- Exercise prompt
Change every "connection-name" in the entries below to "contact-name" and leave the rest of each entry as it is.

- Stored data
━━━━━━

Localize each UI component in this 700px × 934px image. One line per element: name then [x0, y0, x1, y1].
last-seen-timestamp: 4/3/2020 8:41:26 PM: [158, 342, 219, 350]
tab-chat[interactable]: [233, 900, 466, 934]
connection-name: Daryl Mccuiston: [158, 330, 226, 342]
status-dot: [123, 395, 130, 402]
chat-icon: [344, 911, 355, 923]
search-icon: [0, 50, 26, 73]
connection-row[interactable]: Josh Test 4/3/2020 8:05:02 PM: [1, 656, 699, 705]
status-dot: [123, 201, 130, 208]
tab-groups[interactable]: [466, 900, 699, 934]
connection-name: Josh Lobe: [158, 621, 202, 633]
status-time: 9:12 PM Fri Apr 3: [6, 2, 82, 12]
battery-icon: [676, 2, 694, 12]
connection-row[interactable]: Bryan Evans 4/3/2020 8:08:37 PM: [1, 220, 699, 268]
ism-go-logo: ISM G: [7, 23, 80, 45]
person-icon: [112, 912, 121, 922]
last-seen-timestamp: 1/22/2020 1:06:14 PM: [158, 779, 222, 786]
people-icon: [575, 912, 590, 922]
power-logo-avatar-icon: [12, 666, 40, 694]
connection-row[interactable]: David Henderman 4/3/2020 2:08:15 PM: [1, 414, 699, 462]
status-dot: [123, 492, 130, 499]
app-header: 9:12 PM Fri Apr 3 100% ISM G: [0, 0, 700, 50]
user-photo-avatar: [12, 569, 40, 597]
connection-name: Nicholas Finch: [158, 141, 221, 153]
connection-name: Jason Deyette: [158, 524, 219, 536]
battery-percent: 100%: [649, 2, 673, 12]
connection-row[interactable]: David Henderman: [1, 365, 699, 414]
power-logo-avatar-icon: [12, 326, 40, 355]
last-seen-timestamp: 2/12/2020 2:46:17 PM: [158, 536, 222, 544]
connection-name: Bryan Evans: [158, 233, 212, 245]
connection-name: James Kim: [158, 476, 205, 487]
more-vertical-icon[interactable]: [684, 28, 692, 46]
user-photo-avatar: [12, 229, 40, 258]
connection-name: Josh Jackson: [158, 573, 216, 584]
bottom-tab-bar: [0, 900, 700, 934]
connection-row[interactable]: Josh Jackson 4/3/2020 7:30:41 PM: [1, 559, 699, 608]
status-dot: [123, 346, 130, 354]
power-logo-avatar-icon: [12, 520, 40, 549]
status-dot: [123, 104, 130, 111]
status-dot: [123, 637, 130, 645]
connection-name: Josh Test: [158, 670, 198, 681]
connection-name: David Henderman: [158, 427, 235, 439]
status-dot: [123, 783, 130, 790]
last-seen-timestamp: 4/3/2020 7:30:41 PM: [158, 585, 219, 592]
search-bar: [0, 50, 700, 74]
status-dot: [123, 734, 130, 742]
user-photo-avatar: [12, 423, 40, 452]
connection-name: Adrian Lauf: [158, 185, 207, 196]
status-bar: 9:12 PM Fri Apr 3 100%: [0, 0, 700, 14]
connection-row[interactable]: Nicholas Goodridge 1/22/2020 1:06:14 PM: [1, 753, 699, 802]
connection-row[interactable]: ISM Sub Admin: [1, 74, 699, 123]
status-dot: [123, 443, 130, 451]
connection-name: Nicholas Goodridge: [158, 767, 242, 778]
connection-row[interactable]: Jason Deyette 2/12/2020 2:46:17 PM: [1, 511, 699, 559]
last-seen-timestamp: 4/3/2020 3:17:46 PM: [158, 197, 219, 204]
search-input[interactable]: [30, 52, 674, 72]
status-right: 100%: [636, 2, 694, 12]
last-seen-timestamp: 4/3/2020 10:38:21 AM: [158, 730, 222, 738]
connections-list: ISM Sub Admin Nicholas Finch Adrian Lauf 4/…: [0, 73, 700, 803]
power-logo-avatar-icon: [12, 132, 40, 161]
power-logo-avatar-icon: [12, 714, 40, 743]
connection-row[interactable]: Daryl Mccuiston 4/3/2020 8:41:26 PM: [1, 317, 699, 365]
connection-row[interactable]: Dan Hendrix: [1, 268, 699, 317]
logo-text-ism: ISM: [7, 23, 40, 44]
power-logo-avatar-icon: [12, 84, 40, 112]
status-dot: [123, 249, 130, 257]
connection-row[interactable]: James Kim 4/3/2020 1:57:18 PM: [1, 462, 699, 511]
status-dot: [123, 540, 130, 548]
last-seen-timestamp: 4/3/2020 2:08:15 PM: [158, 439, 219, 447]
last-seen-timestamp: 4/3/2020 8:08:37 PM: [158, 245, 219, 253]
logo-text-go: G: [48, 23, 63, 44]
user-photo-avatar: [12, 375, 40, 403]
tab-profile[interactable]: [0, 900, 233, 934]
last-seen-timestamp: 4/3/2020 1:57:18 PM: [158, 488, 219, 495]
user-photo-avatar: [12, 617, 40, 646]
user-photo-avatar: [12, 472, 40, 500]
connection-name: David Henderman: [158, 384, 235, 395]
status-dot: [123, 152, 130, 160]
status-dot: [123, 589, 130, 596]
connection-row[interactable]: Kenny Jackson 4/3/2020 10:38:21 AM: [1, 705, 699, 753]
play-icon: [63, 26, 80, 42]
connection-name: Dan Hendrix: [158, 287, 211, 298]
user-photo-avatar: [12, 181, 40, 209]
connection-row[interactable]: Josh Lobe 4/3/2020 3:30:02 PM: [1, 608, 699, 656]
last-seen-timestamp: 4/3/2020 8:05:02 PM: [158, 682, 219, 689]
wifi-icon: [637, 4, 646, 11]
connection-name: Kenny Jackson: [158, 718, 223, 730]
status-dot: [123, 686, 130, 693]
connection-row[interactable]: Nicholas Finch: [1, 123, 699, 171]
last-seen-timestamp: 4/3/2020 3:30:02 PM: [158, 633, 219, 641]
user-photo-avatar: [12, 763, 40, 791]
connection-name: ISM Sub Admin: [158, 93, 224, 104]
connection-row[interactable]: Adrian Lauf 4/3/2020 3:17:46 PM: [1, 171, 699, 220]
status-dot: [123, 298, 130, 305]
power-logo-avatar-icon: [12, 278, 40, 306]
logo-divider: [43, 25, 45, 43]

━━━━━━

- Reply to the exercise
Localize each UI component in this 700px × 934px image. One line per element: name then [x0, y0, x1, y1].
last-seen-timestamp: 4/3/2020 8:41:26 PM: [158, 342, 219, 350]
tab-chat[interactable]: [233, 900, 466, 934]
contact-name: Daryl Mccuiston: [158, 330, 226, 342]
status-dot: [123, 395, 130, 402]
chat-icon: [344, 911, 355, 923]
search-icon: [0, 50, 26, 73]
connection-row[interactable]: Josh Test 4/3/2020 8:05:02 PM: [1, 656, 699, 705]
status-dot: [123, 201, 130, 208]
tab-groups[interactable]: [466, 900, 699, 934]
contact-name: Josh Lobe: [158, 621, 202, 633]
status-time: 9:12 PM Fri Apr 3: [6, 2, 82, 12]
battery-icon: [676, 2, 694, 12]
connection-row[interactable]: Bryan Evans 4/3/2020 8:08:37 PM: [1, 220, 699, 268]
ism-go-logo: ISM G: [7, 23, 80, 45]
person-icon: [112, 912, 121, 922]
last-seen-timestamp: 1/22/2020 1:06:14 PM: [158, 779, 222, 786]
people-icon: [575, 912, 590, 922]
power-logo-avatar-icon: [12, 666, 40, 694]
connection-row[interactable]: David Henderman 4/3/2020 2:08:15 PM: [1, 414, 699, 462]
status-dot: [123, 492, 130, 499]
app-header: 9:12 PM Fri Apr 3 100% ISM G: [0, 0, 700, 50]
user-photo-avatar: [12, 569, 40, 597]
contact-name: Nicholas Finch: [158, 141, 221, 153]
contact-name: Jason Deyette: [158, 524, 219, 536]
battery-percent: 100%: [649, 2, 673, 12]
connection-row[interactable]: David Henderman: [1, 365, 699, 414]
power-logo-avatar-icon: [12, 326, 40, 355]
last-seen-timestamp: 2/12/2020 2:46:17 PM: [158, 536, 222, 544]
contact-name: Bryan Evans: [158, 233, 212, 245]
contact-name: James Kim: [158, 476, 205, 487]
more-vertical-icon[interactable]: [684, 28, 692, 46]
user-photo-avatar: [12, 229, 40, 258]
contact-name: Josh Jackson: [158, 573, 216, 584]
bottom-tab-bar: [0, 900, 700, 934]
connection-row[interactable]: Josh Jackson 4/3/2020 7:30:41 PM: [1, 559, 699, 608]
status-dot: [123, 346, 130, 354]
power-logo-avatar-icon: [12, 520, 40, 549]
status-dot: [123, 104, 130, 111]
status-dot: [123, 637, 130, 645]
contact-name: Josh Test: [158, 670, 198, 681]
contact-name: David Henderman: [158, 427, 235, 439]
status-dot: [123, 783, 130, 790]
last-seen-timestamp: 4/3/2020 7:30:41 PM: [158, 585, 219, 592]
search-bar: [0, 50, 700, 74]
status-dot: [123, 734, 130, 742]
user-photo-avatar: [12, 423, 40, 452]
contact-name: Adrian Lauf: [158, 185, 207, 196]
status-bar: 9:12 PM Fri Apr 3 100%: [0, 0, 700, 14]
connection-row[interactable]: Nicholas Goodridge 1/22/2020 1:06:14 PM: [1, 753, 699, 802]
connection-row[interactable]: ISM Sub Admin: [1, 74, 699, 123]
status-dot: [123, 443, 130, 451]
contact-name: Nicholas Goodridge: [158, 767, 242, 778]
connection-row[interactable]: Jason Deyette 2/12/2020 2:46:17 PM: [1, 511, 699, 559]
last-seen-timestamp: 4/3/2020 3:17:46 PM: [158, 197, 219, 204]
search-input[interactable]: [30, 52, 674, 72]
status-right: 100%: [636, 2, 694, 12]
last-seen-timestamp: 4/3/2020 10:38:21 AM: [158, 730, 222, 738]
connections-list: ISM Sub Admin Nicholas Finch Adrian Lauf 4/…: [0, 73, 700, 803]
power-logo-avatar-icon: [12, 132, 40, 161]
power-logo-avatar-icon: [12, 714, 40, 743]
connection-row[interactable]: Daryl Mccuiston 4/3/2020 8:41:26 PM: [1, 317, 699, 365]
connection-row[interactable]: Dan Hendrix: [1, 268, 699, 317]
logo-text-ism: ISM: [7, 23, 40, 44]
power-logo-avatar-icon: [12, 84, 40, 112]
status-dot: [123, 249, 130, 257]
connection-row[interactable]: James Kim 4/3/2020 1:57:18 PM: [1, 462, 699, 511]
status-dot: [123, 540, 130, 548]
last-seen-timestamp: 4/3/2020 2:08:15 PM: [158, 439, 219, 447]
last-seen-timestamp: 4/3/2020 8:08:37 PM: [158, 245, 219, 253]
logo-text-go: G: [48, 23, 63, 44]
user-photo-avatar: [12, 375, 40, 403]
tab-profile[interactable]: [0, 900, 233, 934]
last-seen-timestamp: 4/3/2020 1:57:18 PM: [158, 488, 219, 495]
user-photo-avatar: [12, 617, 40, 646]
user-photo-avatar: [12, 472, 40, 500]
contact-name: David Henderman: [158, 384, 235, 395]
status-dot: [123, 152, 130, 160]
status-dot: [123, 589, 130, 596]
connection-row[interactable]: Kenny Jackson 4/3/2020 10:38:21 AM: [1, 705, 699, 753]
play-icon: [63, 26, 80, 42]
contact-name: Dan Hendrix: [158, 287, 211, 298]
user-photo-avatar: [12, 181, 40, 209]
connection-row[interactable]: Josh Lobe 4/3/2020 3:30:02 PM: [1, 608, 699, 656]
last-seen-timestamp: 4/3/2020 8:05:02 PM: [158, 682, 219, 689]
wifi-icon: [637, 4, 646, 11]
contact-name: Kenny Jackson: [158, 718, 223, 730]
status-dot: [123, 686, 130, 693]
connection-row[interactable]: Nicholas Finch: [1, 123, 699, 171]
last-seen-timestamp: 4/3/2020 3:30:02 PM: [158, 633, 219, 641]
user-photo-avatar: [12, 763, 40, 791]
contact-name: ISM Sub Admin: [158, 93, 224, 104]
connection-row[interactable]: Adrian Lauf 4/3/2020 3:17:46 PM: [1, 171, 699, 220]
status-dot: [123, 298, 130, 305]
power-logo-avatar-icon: [12, 278, 40, 306]
logo-divider: [43, 25, 45, 43]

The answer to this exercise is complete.